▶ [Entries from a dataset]
○ ○ ○

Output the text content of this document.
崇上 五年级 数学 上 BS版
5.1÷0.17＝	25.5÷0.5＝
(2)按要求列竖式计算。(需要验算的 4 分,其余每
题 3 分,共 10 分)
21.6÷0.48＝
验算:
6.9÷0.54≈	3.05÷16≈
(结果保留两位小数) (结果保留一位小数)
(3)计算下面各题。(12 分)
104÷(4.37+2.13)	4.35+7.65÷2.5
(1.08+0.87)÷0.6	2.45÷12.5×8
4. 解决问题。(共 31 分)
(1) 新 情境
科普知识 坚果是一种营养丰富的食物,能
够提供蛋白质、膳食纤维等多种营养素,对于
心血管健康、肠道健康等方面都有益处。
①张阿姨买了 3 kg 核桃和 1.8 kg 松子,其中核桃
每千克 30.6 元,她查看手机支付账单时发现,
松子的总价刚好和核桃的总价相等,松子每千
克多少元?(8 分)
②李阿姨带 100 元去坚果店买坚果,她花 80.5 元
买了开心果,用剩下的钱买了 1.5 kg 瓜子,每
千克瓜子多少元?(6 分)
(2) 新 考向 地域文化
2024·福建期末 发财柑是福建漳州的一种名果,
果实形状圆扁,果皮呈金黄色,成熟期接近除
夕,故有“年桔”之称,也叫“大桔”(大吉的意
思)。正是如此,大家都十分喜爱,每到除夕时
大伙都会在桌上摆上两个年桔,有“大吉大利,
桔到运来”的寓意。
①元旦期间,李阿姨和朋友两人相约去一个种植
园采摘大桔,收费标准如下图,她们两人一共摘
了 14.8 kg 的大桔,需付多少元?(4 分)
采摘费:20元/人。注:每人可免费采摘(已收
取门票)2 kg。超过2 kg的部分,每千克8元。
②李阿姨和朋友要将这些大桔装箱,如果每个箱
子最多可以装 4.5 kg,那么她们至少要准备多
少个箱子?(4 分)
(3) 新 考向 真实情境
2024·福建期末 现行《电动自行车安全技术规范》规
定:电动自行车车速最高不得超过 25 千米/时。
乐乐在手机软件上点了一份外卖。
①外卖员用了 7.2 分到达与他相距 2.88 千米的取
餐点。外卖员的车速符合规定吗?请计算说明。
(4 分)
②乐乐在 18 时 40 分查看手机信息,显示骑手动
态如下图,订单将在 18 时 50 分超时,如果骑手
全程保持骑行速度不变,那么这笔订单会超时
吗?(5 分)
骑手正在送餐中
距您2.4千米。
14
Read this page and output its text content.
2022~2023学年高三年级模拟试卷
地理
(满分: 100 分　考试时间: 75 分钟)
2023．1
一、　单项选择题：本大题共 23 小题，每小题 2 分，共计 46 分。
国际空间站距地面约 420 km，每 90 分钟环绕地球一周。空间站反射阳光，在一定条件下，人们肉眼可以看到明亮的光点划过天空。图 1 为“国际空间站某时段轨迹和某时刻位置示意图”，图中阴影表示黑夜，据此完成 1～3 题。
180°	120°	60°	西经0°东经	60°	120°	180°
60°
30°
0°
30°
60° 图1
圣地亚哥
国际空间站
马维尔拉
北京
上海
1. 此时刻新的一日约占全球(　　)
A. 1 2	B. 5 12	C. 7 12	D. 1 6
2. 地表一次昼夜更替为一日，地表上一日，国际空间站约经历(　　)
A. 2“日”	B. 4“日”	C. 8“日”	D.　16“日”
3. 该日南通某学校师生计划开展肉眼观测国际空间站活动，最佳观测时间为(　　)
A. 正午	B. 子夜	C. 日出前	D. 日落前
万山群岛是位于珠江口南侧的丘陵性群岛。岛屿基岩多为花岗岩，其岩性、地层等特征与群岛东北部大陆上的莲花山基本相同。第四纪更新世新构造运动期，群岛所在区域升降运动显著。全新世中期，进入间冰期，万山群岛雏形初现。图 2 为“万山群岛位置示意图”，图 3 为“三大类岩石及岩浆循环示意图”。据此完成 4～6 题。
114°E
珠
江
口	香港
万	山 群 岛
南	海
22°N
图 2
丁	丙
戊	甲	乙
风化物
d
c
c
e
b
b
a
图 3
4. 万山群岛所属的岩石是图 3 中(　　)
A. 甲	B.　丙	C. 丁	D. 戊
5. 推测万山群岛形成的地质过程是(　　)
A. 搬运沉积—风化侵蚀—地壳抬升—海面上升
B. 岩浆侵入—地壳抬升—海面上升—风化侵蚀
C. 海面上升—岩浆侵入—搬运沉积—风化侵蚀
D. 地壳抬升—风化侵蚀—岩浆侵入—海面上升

○ ○ ○

▶ [JOB] Find the string "text" in the listing and return every line that holds it.

▶ [RESPONSE TO THE EXERCISE]
Output the text content of this document.
Read this page and output its text content.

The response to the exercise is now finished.